→ **STATED TASK**:
Filter the entries below, keeping only lines with the word "ylabel".
***
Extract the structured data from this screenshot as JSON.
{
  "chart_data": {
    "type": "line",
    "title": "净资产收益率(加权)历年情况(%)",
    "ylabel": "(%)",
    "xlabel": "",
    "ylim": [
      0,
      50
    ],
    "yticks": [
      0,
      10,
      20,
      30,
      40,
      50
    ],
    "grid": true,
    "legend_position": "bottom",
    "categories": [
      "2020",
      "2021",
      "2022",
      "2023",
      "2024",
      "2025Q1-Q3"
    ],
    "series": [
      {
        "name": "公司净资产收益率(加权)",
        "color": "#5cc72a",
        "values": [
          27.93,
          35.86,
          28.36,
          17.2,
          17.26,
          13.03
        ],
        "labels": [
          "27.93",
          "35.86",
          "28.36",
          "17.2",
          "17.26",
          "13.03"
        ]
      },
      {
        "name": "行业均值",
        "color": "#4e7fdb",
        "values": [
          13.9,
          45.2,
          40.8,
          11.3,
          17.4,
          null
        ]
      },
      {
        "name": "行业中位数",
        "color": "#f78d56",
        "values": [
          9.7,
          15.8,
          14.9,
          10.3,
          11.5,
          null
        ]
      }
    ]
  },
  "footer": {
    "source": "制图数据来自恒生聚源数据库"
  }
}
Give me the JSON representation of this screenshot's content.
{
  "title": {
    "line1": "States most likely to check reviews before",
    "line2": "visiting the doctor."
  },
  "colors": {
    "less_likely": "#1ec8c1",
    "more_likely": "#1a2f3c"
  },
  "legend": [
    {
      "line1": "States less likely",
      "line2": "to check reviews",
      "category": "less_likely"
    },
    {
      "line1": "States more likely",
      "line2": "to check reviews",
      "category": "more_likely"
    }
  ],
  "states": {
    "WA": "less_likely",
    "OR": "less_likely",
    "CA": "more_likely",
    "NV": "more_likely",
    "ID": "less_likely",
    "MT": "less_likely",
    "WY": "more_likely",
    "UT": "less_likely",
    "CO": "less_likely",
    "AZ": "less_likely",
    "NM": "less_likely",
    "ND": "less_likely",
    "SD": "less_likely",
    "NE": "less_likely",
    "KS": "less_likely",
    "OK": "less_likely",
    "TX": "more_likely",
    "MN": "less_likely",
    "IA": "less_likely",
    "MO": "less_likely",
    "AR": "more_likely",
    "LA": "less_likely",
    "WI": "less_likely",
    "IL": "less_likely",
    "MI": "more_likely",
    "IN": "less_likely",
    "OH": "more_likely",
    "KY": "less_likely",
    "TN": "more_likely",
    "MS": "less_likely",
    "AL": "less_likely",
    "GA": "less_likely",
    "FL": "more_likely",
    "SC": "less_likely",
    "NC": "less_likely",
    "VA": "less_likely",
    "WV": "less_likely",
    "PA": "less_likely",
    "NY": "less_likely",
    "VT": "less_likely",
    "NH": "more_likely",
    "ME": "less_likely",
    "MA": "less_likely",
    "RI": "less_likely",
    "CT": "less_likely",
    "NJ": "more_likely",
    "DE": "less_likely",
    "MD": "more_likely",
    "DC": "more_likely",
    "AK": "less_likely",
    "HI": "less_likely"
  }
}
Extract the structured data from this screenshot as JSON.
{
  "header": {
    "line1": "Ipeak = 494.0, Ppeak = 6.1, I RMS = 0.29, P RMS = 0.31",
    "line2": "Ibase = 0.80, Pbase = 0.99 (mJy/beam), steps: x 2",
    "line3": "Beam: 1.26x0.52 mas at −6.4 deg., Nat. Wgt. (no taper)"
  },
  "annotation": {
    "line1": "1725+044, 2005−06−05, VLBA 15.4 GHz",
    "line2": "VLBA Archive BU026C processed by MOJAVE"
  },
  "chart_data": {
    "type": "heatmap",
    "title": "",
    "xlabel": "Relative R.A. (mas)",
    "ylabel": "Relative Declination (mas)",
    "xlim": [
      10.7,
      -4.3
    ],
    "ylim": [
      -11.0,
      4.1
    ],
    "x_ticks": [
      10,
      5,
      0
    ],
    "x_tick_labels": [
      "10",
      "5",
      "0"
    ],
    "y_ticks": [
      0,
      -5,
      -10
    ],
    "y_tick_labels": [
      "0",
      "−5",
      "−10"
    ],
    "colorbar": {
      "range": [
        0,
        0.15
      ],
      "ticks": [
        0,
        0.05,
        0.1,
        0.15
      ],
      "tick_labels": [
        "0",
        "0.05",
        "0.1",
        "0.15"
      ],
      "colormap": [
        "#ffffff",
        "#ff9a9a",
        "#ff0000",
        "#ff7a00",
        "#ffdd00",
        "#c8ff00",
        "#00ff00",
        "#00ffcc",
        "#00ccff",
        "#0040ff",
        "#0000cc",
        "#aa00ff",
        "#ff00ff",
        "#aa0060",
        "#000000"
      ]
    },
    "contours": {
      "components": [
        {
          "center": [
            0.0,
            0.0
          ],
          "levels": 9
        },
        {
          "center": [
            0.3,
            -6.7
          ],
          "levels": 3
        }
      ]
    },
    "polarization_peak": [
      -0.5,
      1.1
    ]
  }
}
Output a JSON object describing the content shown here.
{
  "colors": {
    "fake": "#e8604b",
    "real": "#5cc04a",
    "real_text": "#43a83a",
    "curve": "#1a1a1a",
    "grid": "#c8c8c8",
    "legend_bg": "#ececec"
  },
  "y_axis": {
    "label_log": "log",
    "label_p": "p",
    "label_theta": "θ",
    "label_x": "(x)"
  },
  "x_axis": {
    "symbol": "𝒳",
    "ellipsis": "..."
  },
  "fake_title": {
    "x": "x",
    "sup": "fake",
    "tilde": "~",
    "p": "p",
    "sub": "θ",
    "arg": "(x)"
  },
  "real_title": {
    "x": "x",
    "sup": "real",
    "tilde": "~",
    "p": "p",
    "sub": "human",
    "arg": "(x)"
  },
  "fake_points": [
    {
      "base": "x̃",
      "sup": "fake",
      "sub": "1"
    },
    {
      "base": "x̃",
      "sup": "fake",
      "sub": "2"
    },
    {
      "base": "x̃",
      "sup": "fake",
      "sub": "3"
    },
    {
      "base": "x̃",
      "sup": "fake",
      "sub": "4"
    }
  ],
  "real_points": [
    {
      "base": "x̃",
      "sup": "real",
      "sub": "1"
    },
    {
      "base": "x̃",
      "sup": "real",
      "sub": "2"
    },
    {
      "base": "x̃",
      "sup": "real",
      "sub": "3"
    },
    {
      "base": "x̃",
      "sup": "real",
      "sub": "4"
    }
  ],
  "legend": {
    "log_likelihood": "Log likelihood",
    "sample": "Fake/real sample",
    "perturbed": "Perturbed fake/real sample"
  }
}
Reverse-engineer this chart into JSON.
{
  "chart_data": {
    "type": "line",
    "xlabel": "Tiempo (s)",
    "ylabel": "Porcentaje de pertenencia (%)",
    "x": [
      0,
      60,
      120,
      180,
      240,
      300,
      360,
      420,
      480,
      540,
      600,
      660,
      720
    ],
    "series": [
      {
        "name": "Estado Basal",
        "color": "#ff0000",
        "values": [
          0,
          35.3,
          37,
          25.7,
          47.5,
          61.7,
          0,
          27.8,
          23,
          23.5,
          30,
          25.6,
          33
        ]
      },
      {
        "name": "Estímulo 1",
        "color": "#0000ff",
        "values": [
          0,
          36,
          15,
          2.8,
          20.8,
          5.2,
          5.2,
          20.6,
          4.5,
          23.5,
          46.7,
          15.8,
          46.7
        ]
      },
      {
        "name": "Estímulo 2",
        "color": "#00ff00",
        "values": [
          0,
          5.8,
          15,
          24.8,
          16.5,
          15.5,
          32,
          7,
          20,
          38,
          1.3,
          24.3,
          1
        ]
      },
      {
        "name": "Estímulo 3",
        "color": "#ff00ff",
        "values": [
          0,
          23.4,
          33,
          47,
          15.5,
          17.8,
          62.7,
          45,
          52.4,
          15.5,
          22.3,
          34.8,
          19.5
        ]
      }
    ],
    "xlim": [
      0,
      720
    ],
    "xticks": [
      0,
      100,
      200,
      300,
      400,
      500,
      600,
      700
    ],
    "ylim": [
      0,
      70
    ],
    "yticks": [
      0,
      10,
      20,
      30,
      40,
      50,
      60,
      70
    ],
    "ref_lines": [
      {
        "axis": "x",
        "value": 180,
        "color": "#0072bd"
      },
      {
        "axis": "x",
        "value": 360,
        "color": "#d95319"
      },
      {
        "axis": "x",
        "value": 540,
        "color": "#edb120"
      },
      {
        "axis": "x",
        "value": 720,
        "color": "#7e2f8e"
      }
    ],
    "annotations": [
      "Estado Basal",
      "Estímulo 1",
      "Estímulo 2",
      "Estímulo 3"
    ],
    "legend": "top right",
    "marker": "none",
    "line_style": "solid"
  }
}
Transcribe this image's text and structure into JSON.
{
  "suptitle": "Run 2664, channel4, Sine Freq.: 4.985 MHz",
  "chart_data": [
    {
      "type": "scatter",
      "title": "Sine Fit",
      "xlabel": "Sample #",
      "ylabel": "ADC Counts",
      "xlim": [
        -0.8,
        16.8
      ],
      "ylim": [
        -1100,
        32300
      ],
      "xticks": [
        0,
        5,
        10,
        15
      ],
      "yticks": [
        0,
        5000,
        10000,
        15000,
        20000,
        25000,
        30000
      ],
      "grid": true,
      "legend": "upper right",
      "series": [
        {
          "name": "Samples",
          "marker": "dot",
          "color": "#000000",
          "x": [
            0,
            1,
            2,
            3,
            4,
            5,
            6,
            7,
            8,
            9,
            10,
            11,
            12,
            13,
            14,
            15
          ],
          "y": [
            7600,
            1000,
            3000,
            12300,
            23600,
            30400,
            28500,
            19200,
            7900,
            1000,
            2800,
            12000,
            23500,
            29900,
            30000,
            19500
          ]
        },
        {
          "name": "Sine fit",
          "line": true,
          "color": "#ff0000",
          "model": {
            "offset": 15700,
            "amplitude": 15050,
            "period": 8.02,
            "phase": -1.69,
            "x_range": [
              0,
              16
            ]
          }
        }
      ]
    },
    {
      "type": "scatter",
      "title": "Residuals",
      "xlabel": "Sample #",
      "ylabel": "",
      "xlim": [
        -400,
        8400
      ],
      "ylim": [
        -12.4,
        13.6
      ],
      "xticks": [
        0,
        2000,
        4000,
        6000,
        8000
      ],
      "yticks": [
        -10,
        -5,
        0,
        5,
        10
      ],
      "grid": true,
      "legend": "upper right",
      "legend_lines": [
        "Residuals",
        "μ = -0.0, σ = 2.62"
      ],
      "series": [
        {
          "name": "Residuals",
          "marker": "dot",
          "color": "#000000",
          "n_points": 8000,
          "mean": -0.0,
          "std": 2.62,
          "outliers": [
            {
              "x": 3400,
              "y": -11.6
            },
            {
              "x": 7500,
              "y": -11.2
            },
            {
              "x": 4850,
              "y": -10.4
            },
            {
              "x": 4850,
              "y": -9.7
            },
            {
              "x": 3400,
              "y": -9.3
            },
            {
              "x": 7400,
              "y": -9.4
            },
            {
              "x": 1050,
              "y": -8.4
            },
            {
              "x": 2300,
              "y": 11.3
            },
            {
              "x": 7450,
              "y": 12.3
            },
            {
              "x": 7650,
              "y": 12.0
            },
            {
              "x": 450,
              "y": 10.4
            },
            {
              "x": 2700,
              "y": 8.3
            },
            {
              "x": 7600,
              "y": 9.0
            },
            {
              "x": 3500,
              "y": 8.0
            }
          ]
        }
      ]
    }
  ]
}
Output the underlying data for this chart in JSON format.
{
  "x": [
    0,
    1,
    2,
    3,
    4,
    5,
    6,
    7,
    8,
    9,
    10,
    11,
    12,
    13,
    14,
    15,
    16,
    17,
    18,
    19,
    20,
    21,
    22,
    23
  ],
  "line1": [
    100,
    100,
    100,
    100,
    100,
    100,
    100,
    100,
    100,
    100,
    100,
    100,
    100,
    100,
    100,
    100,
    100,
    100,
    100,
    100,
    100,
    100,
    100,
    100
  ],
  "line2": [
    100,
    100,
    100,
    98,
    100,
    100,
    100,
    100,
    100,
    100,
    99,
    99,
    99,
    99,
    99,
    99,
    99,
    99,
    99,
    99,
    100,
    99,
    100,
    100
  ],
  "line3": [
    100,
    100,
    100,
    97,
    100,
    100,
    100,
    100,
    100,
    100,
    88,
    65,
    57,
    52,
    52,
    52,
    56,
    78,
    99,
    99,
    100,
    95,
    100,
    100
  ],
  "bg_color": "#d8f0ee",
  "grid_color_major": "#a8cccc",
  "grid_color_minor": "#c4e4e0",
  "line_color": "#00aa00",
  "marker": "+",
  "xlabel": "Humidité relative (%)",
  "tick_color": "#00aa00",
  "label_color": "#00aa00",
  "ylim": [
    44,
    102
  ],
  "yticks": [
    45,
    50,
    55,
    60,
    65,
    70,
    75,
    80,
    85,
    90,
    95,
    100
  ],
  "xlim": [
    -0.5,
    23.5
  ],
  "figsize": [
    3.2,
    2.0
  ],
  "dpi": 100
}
***
→ **EXPECTED OUTPUT**:
    "ylabel": "(%)",
    "ylabel": "Relative Declination (mas)",
    "ylabel": "Porcentaje de pertenencia (%)",
      "ylabel": "ADC Counts",
      "ylabel": "",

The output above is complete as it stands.